| Task details |
Go through the material and write it all out exactly, minus the pictures.

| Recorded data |

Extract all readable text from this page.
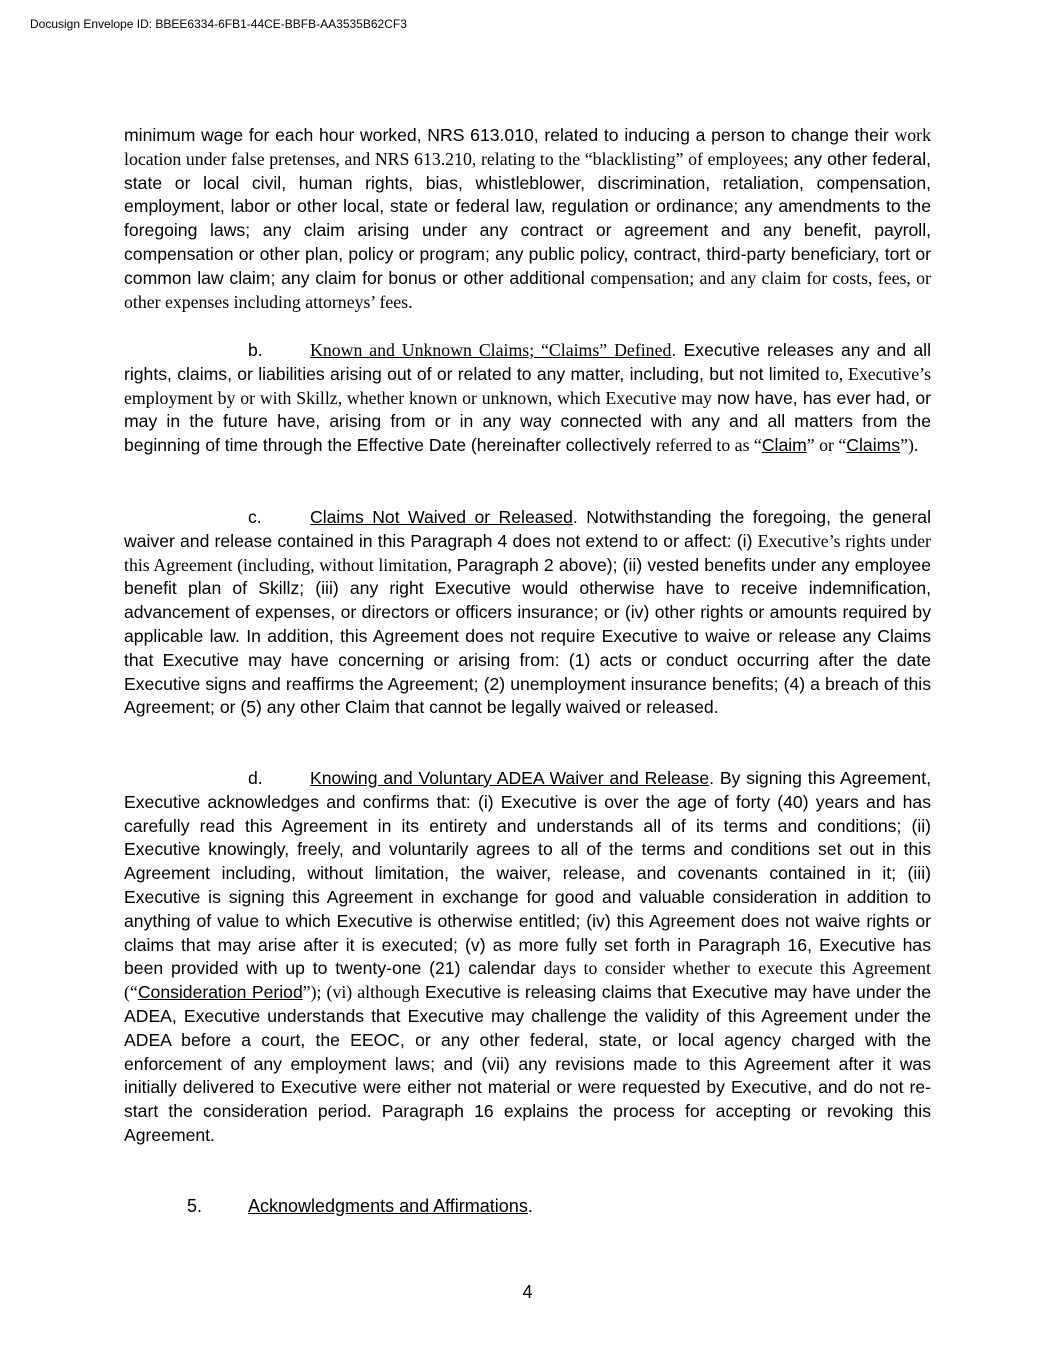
Docusign Envelope ID: BBEE6334-6FB1-44CE-BBFB-AA3535B62CF3

minimum wage for each hour worked, NRS 613.010, related to inducing a person to change their work location under false pretenses, and NRS 613.210, relating to the “blacklisting” of employees; any other federal, state or local civil, human rights, bias, whistleblower, discrimination, retaliation, compensation, employment, labor or other local, state or federal law, regulation or ordinance; any amendments to the foregoing laws; any claim arising under any contract or agreement and any benefit, payroll, compensation or other plan, policy or program; any public policy, contract, third-party beneficiary, tort or common law claim; any claim for bonus or other additional compensation; and any claim for costs, fees, or other expenses including attorneys’ fees.

b.	Known and Unknown Claims; “Claims” Defined. Executive releases any and all rights, claims, or liabilities arising out of or related to any matter, including, but not limited to, Executive’s employment by or with Skillz, whether known or unknown, which Executive may now have, has ever had, or may in the future have, arising from or in any way connected with any and all matters from the beginning of time through the Effective Date (hereinafter collectively referred to as “Claim” or “Claims”).

c.	Claims Not Waived or Released. Notwithstanding the foregoing, the general waiver and release contained in this Paragraph 4 does not extend to or affect: (i) Executive’s rights under this Agreement (including, without limitation, Paragraph 2 above); (ii) vested benefits under any employee benefit plan of Skillz; (iii) any right Executive would otherwise have to receive indemnification, advancement of expenses, or directors or officers insurance; or (iv) other rights or amounts required by applicable law. In addition, this Agreement does not require Executive to waive or release any Claims that Executive may have concerning or arising from: (1) acts or conduct occurring after the date Executive signs and reaffirms the Agreement; (2) unemployment insurance benefits; (4) a breach of this Agreement; or (5) any other Claim that cannot be legally waived or released.

d.	Knowing and Voluntary ADEA Waiver and Release. By signing this Agreement, Executive acknowledges and confirms that: (i) Executive is over the age of forty (40) years and has carefully read this Agreement in its entirety and understands all of its terms and conditions; (ii) Executive knowingly, freely, and voluntarily agrees to all of the terms and conditions set out in this Agreement including, without limitation, the waiver, release, and covenants contained in it; (iii) Executive is signing this Agreement in exchange for good and valuable consideration in addition to anything of value to which Executive is otherwise entitled; (iv) this Agreement does not waive rights or claims that may arise after it is executed; (v) as more fully set forth in Paragraph 16, Executive has been provided with up to twenty-one (21) calendar days to consider whether to execute this Agreement (“Consideration Period”); (vi) although Executive is releasing claims that Executive may have under the ADEA, Executive understands that Executive may challenge the validity of this Agreement under the ADEA before a court, the EEOC, or any other federal, state, or local agency charged with the enforcement of any employment laws; and (vii) any revisions made to this Agreement after it was initially delivered to Executive were either not material or were requested by Executive, and do not re-start the consideration period. Paragraph 16 explains the process for accepting or revoking this Agreement.

5.	Acknowledgments and Affirmations.
4
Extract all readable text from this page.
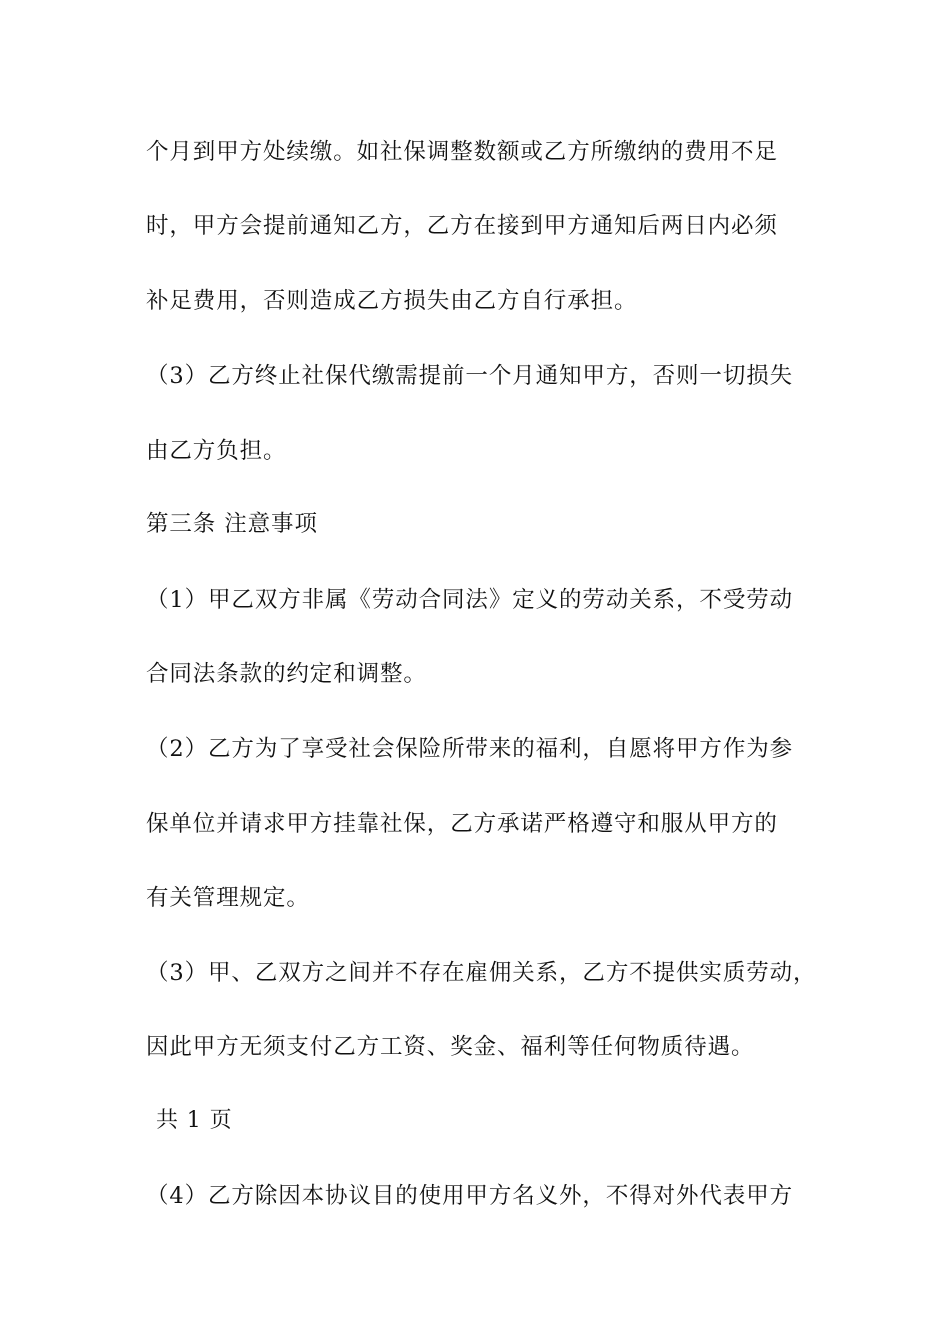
个月到甲方处续缴。如社保调整数额或乙方所缴纳的费用不足
时，甲方会提前通知乙方，乙方在接到甲方通知后两日内必须
补足费用，否则造成乙方损失由乙方自行承担。
（3）乙方终止社保代缴需提前一个月通知甲方，否则一切损失
由乙方负担。
第三条 注意事项
（1）甲乙双方非属《劳动合同法》定义的劳动关系，不受劳动
合同法条款的约定和调整。
（2）乙方为了享受社会保险所带来的福利，自愿将甲方作为参
保单位并请求甲方挂靠社保，乙方承诺严格遵守和服从甲方的
有关管理规定。
（3）甲、乙双方之间并不存在雇佣关系，乙方不提供实质劳动，
因此甲方无须支付乙方工资、奖金、福利等任何物质待遇。
共 1 页
（4）乙方除因本协议目的使用甲方名义外，不得对外代表甲方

| Solution to this problem |
Extract all readable text from this page.
Docusign Envelope ID: BBEE6334-6FB1-44CE-BBFB-AA3535B62CF3

minimum wage for each hour worked, NRS 613.010, related to inducing a person to change their work location under false pretenses, and NRS 613.210, relating to the “blacklisting” of employees; any other federal, state or local civil, human rights, bias, whistleblower, discrimination, retaliation, compensation, employment, labor or other local, state or federal law, regulation or ordinance; any amendments to the foregoing laws; any claim arising under any contract or agreement and any benefit, payroll, compensation or other plan, policy or program; any public policy, contract, third-party beneficiary, tort or common law claim; any claim for bonus or other additional compensation; and any claim for costs, fees, or other expenses including attorneys’ fees.

b.	Known and Unknown Claims; “Claims” Defined. Executive releases any and all rights, claims, or liabilities arising out of or related to any matter, including, but not limited to, Executive’s employment by or with Skillz, whether known or unknown, which Executive may now have, has ever had, or may in the future have, arising from or in any way connected with any and all matters from the beginning of time through the Effective Date (hereinafter collectively referred to as “Claim” or “Claims”).

c.	Claims Not Waived or Released. Notwithstanding the foregoing, the general waiver and release contained in this Paragraph 4 does not extend to or affect: (i) Executive’s rights under this Agreement (including, without limitation, Paragraph 2 above); (ii) vested benefits under any employee benefit plan of Skillz; (iii) any right Executive would otherwise have to receive indemnification, advancement of expenses, or directors or officers insurance; or (iv) other rights or amounts required by applicable law. In addition, this Agreement does not require Executive to waive or release any Claims that Executive may have concerning or arising from: (1) acts or conduct occurring after the date Executive signs and reaffirms the Agreement; (2) unemployment insurance benefits; (4) a breach of this Agreement; or (5) any other Claim that cannot be legally waived or released.

d.	Knowing and Voluntary ADEA Waiver and Release. By signing this Agreement, Executive acknowledges and confirms that: (i) Executive is over the age of forty (40) years and has carefully read this Agreement in its entirety and understands all of its terms and conditions; (ii) Executive knowingly, freely, and voluntarily agrees to all of the terms and conditions set out in this Agreement including, without limitation, the waiver, release, and covenants contained in it; (iii) Executive is signing this Agreement in exchange for good and valuable consideration in addition to anything of value to which Executive is otherwise entitled; (iv) this Agreement does not waive rights or claims that may arise after it is executed; (v) as more fully set forth in Paragraph 16, Executive has been provided with up to twenty-one (21) calendar days to consider whether to execute this Agreement (“Consideration Period”); (vi) although Executive is releasing claims that Executive may have under the ADEA, Executive understands that Executive may challenge the validity of this Agreement under the ADEA before a court, the EEOC, or any other federal, state, or local agency charged with the enforcement of any employment laws; and (vii) any revisions made to this Agreement after it was initially delivered to Executive were either not material or were requested by Executive, and do not re-start the consideration period. Paragraph 16 explains the process for accepting or revoking this Agreement.

5.	Acknowledgments and Affirmations.
4
Extract all readable text from this page.
个月到甲方处续缴。如社保调整数额或乙方所缴纳的费用不足
时，甲方会提前通知乙方，乙方在接到甲方通知后两日内必须
补足费用，否则造成乙方损失由乙方自行承担。
（3）乙方终止社保代缴需提前一个月通知甲方，否则一切损失
由乙方负担。
第三条 注意事项
（1）甲乙双方非属《劳动合同法》定义的劳动关系，不受劳动
合同法条款的约定和调整。
（2）乙方为了享受社会保险所带来的福利，自愿将甲方作为参
保单位并请求甲方挂靠社保，乙方承诺严格遵守和服从甲方的
有关管理规定。
（3）甲、乙双方之间并不存在雇佣关系，乙方不提供实质劳动，
因此甲方无须支付乙方工资、奖金、福利等任何物质待遇。
共 1 页
（4）乙方除因本协议目的使用甲方名义外，不得对外代表甲方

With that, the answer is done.